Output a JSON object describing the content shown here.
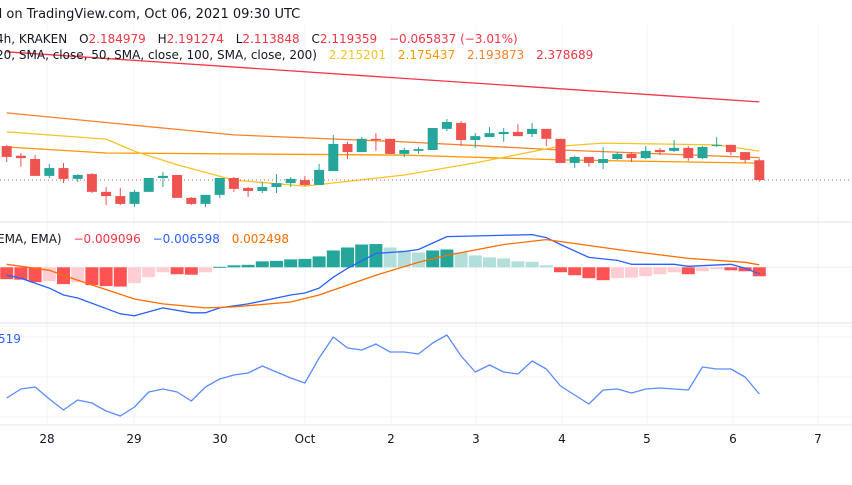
{
  "header": {
    "published": "d on TradingView.com, Oct 06, 2021 09:30 UTC",
    "symbol_info": "4h, KRAKEN",
    "ohlc": {
      "open_label": "O",
      "open": "2.184979",
      "high_label": "H",
      "high": "2.191274",
      "low_label": "L",
      "low": "2.113848",
      "close_label": "C",
      "close": "2.119359",
      "change": "−0.065837 (−3.01%)"
    },
    "sma_params": "20, SMA, close, 50, SMA, close, 100, SMA, close, 200)",
    "sma_values": [
      "2.215201",
      "2.175437",
      "2.193873",
      "2.378689"
    ]
  },
  "macd_legend": {
    "params": "EMA, EMA)",
    "histogram": "−0.009096",
    "macd": "−0.006598",
    "signal": "0.002498"
  },
  "rsi_legend": {
    "value": "519"
  },
  "colors": {
    "up": "#26a69a",
    "down": "#ef5350",
    "hist_up_strong": "#26a69a",
    "hist_up_weak": "#b2dfdb",
    "hist_down_strong": "#ff5252",
    "hist_down_weak": "#ffcdd2",
    "sma20": "#f7c325",
    "sma50": "#ff9800",
    "sma100": "#ff7f27",
    "sma200": "#f23645",
    "macd": "#2962ff",
    "signal": "#ff6d00",
    "rsi": "#5b8cff",
    "last_price_line": "#ef5350"
  },
  "chart_data": [
    {
      "type": "candlestick",
      "title": "4h, KRAKEN",
      "x_tick_labels": [
        "28",
        "29",
        "30",
        "Oct",
        "2",
        "3",
        "4",
        "5",
        "6",
        "7"
      ],
      "candles_ohlc": [
        [
          "09-27 12:00",
          2.232,
          2.236,
          2.179,
          2.196
        ],
        [
          "09-27 16:00",
          2.2,
          2.209,
          2.163,
          2.192
        ],
        [
          "09-27 20:00",
          2.189,
          2.202,
          2.133,
          2.133
        ],
        [
          "09-28 00:00",
          2.133,
          2.173,
          2.126,
          2.159
        ],
        [
          "09-28 04:00",
          2.159,
          2.176,
          2.109,
          2.123
        ],
        [
          "09-28 08:00",
          2.123,
          2.139,
          2.113,
          2.136
        ],
        [
          "09-28 12:00",
          2.139,
          2.143,
          2.076,
          2.08
        ],
        [
          "09-28 16:00",
          2.08,
          2.096,
          2.036,
          2.066
        ],
        [
          "09-28 20:00",
          2.066,
          2.093,
          2.036,
          2.04
        ],
        [
          "09-29 00:00",
          2.04,
          2.086,
          2.03,
          2.08
        ],
        [
          "09-29 04:00",
          2.08,
          2.126,
          2.08,
          2.126
        ],
        [
          "09-29 08:00",
          2.126,
          2.146,
          2.096,
          2.133
        ],
        [
          "09-29 12:00",
          2.136,
          2.136,
          2.06,
          2.06
        ],
        [
          "09-29 16:00",
          2.06,
          2.063,
          2.036,
          2.04
        ],
        [
          "09-29 20:00",
          2.04,
          2.07,
          2.03,
          2.07
        ],
        [
          "09-30 00:00",
          2.07,
          2.126,
          2.06,
          2.126
        ],
        [
          "09-30 04:00",
          2.126,
          2.129,
          2.08,
          2.09
        ],
        [
          "09-30 08:00",
          2.093,
          2.096,
          2.063,
          2.083
        ],
        [
          "09-30 12:00",
          2.083,
          2.113,
          2.076,
          2.096
        ],
        [
          "09-30 16:00",
          2.096,
          2.139,
          2.076,
          2.109
        ],
        [
          "09-30 20:00",
          2.109,
          2.129,
          2.096,
          2.123
        ],
        [
          "10-01 00:00",
          2.119,
          2.133,
          2.099,
          2.103
        ],
        [
          "10-01 04:00",
          2.103,
          2.173,
          2.103,
          2.153
        ],
        [
          "10-01 08:00",
          2.149,
          2.269,
          2.149,
          2.239
        ],
        [
          "10-01 12:00",
          2.239,
          2.246,
          2.189,
          2.212
        ],
        [
          "10-01 16:00",
          2.212,
          2.262,
          2.212,
          2.256
        ],
        [
          "10-01 20:00",
          2.256,
          2.275,
          2.216,
          2.252
        ],
        [
          "10-02 00:00",
          2.256,
          2.256,
          2.206,
          2.206
        ],
        [
          "10-02 04:00",
          2.206,
          2.226,
          2.196,
          2.219
        ],
        [
          "10-02 08:00",
          2.216,
          2.229,
          2.206,
          2.222
        ],
        [
          "10-02 12:00",
          2.219,
          2.292,
          2.219,
          2.292
        ],
        [
          "10-02 16:00",
          2.289,
          2.322,
          2.282,
          2.312
        ],
        [
          "10-02 20:00",
          2.309,
          2.315,
          2.232,
          2.252
        ],
        [
          "10-03 00:00",
          2.252,
          2.275,
          2.226,
          2.265
        ],
        [
          "10-03 04:00",
          2.262,
          2.295,
          2.262,
          2.275
        ],
        [
          "10-03 08:00",
          2.272,
          2.292,
          2.246,
          2.279
        ],
        [
          "10-03 12:00",
          2.279,
          2.305,
          2.265,
          2.265
        ],
        [
          "10-03 16:00",
          2.272,
          2.309,
          2.262,
          2.289
        ],
        [
          "10-03 20:00",
          2.289,
          2.289,
          2.232,
          2.256
        ],
        [
          "10-04 00:00",
          2.256,
          2.256,
          2.176,
          2.176
        ],
        [
          "10-04 04:00",
          2.176,
          2.199,
          2.159,
          2.196
        ],
        [
          "10-04 08:00",
          2.196,
          2.196,
          2.163,
          2.176
        ],
        [
          "10-04 12:00",
          2.176,
          2.229,
          2.156,
          2.189
        ],
        [
          "10-04 16:00",
          2.189,
          2.212,
          2.186,
          2.206
        ],
        [
          "10-04 20:00",
          2.206,
          2.212,
          2.179,
          2.192
        ],
        [
          "10-05 00:00",
          2.192,
          2.232,
          2.189,
          2.216
        ],
        [
          "10-05 04:00",
          2.219,
          2.226,
          2.202,
          2.212
        ],
        [
          "10-05 08:00",
          2.216,
          2.252,
          2.212,
          2.226
        ],
        [
          "10-05 12:00",
          2.226,
          2.232,
          2.183,
          2.192
        ],
        [
          "10-05 16:00",
          2.192,
          2.232,
          2.189,
          2.229
        ],
        [
          "10-05 20:00",
          2.232,
          2.262,
          2.229,
          2.236
        ],
        [
          "10-06 00:00",
          2.236,
          2.236,
          2.202,
          2.212
        ],
        [
          "10-06 04:00",
          2.212,
          2.212,
          2.176,
          2.186
        ],
        [
          "10-06 08:00",
          2.184979,
          2.191274,
          2.113848,
          2.119359
        ]
      ],
      "last_price": 2.119359,
      "sma": {
        "sma20": [
          [
            "09-27 12:00",
            2.279
          ],
          [
            "09-28 16:00",
            2.255
          ],
          [
            "09-29 00:00",
            2.215
          ],
          [
            "09-29 12:00",
            2.17
          ],
          [
            "09-30 04:00",
            2.119
          ],
          [
            "10-01 00:00",
            2.099
          ],
          [
            "10-02 04:00",
            2.136
          ],
          [
            "10-03 00:00",
            2.176
          ],
          [
            "10-04 00:00",
            2.232
          ],
          [
            "10-04 12:00",
            2.242
          ],
          [
            "10-05 20:00",
            2.236
          ],
          [
            "10-06 08:00",
            2.215201
          ]
        ],
        "sma50": [
          [
            "09-27 12:00",
            2.229
          ],
          [
            "09-28 16:00",
            2.209
          ],
          [
            "10-02 04:00",
            2.202
          ],
          [
            "10-04 00:00",
            2.186
          ],
          [
            "10-06 08:00",
            2.175437
          ]
        ],
        "sma100": [
          [
            "09-27 12:00",
            2.342
          ],
          [
            "09-30 04:00",
            2.269
          ],
          [
            "10-02 04:00",
            2.246
          ],
          [
            "10-04 00:00",
            2.219
          ],
          [
            "10-06 08:00",
            2.193873
          ]
        ],
        "sma200": [
          [
            "09-27 12:00",
            2.545
          ],
          [
            "09-30 16:00",
            2.485
          ],
          [
            "10-04 00:00",
            2.422
          ],
          [
            "10-06 08:00",
            2.378689
          ]
        ]
      }
    },
    {
      "type": "bar+line",
      "title": "MACD",
      "histogram": [
        -0.012,
        -0.0125,
        -0.015,
        -0.014,
        -0.017,
        -0.015,
        -0.018,
        -0.019,
        -0.0195,
        -0.016,
        -0.01,
        -0.005,
        -0.007,
        -0.0075,
        -0.005,
        0.0005,
        0.002,
        0.0025,
        0.006,
        0.0065,
        0.008,
        0.0085,
        0.011,
        0.017,
        0.02,
        0.023,
        0.0235,
        0.02,
        0.017,
        0.015,
        0.017,
        0.018,
        0.015,
        0.012,
        0.01,
        0.009,
        0.006,
        0.0055,
        0.002,
        -0.005,
        -0.008,
        -0.011,
        -0.013,
        -0.011,
        -0.0105,
        -0.009,
        -0.007,
        -0.005,
        -0.007,
        -0.004,
        -0.002,
        -0.003,
        -0.004,
        -0.009096
      ],
      "macd": [
        [
          "09-27 12:00",
          -0.008
        ],
        [
          "09-27 16:00",
          -0.011
        ],
        [
          "09-28 00:00",
          -0.021
        ],
        [
          "09-28 04:00",
          -0.028
        ],
        [
          "09-28 08:00",
          -0.031
        ],
        [
          "09-28 20:00",
          -0.047
        ],
        [
          "09-29 00:00",
          -0.049
        ],
        [
          "09-29 08:00",
          -0.041
        ],
        [
          "09-29 16:00",
          -0.046
        ],
        [
          "09-29 20:00",
          -0.046
        ],
        [
          "09-30 00:00",
          -0.041
        ],
        [
          "09-30 08:00",
          -0.037
        ],
        [
          "09-30 20:00",
          -0.028
        ],
        [
          "10-01 00:00",
          -0.026
        ],
        [
          "10-01 04:00",
          -0.021
        ],
        [
          "10-01 08:00",
          -0.01
        ],
        [
          "10-01 12:00",
          -0.001
        ],
        [
          "10-01 20:00",
          0.014
        ],
        [
          "10-02 04:00",
          0.016
        ],
        [
          "10-02 08:00",
          0.018
        ],
        [
          "10-02 16:00",
          0.031
        ],
        [
          "10-03 04:00",
          0.032
        ],
        [
          "10-03 16:00",
          0.033
        ],
        [
          "10-03 20:00",
          0.03
        ],
        [
          "10-04 00:00",
          0.023
        ],
        [
          "10-04 08:00",
          0.01
        ],
        [
          "10-04 16:00",
          0.007
        ],
        [
          "10-04 20:00",
          0.003
        ],
        [
          "10-05 08:00",
          0.003
        ],
        [
          "10-05 12:00",
          0.001
        ],
        [
          "10-06 00:00",
          0.003
        ],
        [
          "10-06 04:00",
          -0.001
        ],
        [
          "10-06 08:00",
          -0.006598
        ]
      ],
      "signal": [
        [
          "09-27 12:00",
          0.003
        ],
        [
          "09-28 00:00",
          -0.003
        ],
        [
          "09-28 08:00",
          -0.013
        ],
        [
          "09-29 00:00",
          -0.032
        ],
        [
          "09-29 08:00",
          -0.037
        ],
        [
          "09-29 20:00",
          -0.041
        ],
        [
          "09-30 04:00",
          -0.04
        ],
        [
          "09-30 20:00",
          -0.035
        ],
        [
          "10-01 04:00",
          -0.028
        ],
        [
          "10-01 20:00",
          -0.008
        ],
        [
          "10-02 08:00",
          0.005
        ],
        [
          "10-02 16:00",
          0.012
        ],
        [
          "10-03 08:00",
          0.023
        ],
        [
          "10-03 20:00",
          0.028
        ],
        [
          "10-04 04:00",
          0.024
        ],
        [
          "10-04 16:00",
          0.018
        ],
        [
          "10-05 12:00",
          0.009
        ],
        [
          "10-06 04:00",
          0.005
        ],
        [
          "10-06 08:00",
          0.002498
        ]
      ]
    },
    {
      "type": "line",
      "title": "RSI",
      "gridlines": [
        70,
        50,
        30
      ],
      "values": [
        39.5,
        44,
        45,
        39,
        33.5,
        38.5,
        37,
        33,
        30.5,
        35,
        42.5,
        44,
        42.5,
        38,
        45,
        49,
        51,
        52,
        55.5,
        52.5,
        49.5,
        47,
        59.5,
        70,
        64.5,
        63.5,
        66.5,
        62.5,
        62.5,
        61.5,
        67,
        71,
        60.5,
        52.5,
        56,
        52.5,
        51.5,
        58,
        54,
        45.5,
        41,
        36.5,
        43.5,
        44,
        42,
        44,
        44.5,
        44,
        43.5,
        55,
        54,
        54,
        50,
        41.519
      ]
    }
  ]
}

-=-=-

Your goal
Across all the entries, count the lines that contain the word "type" and give the number by itself.

The answer
3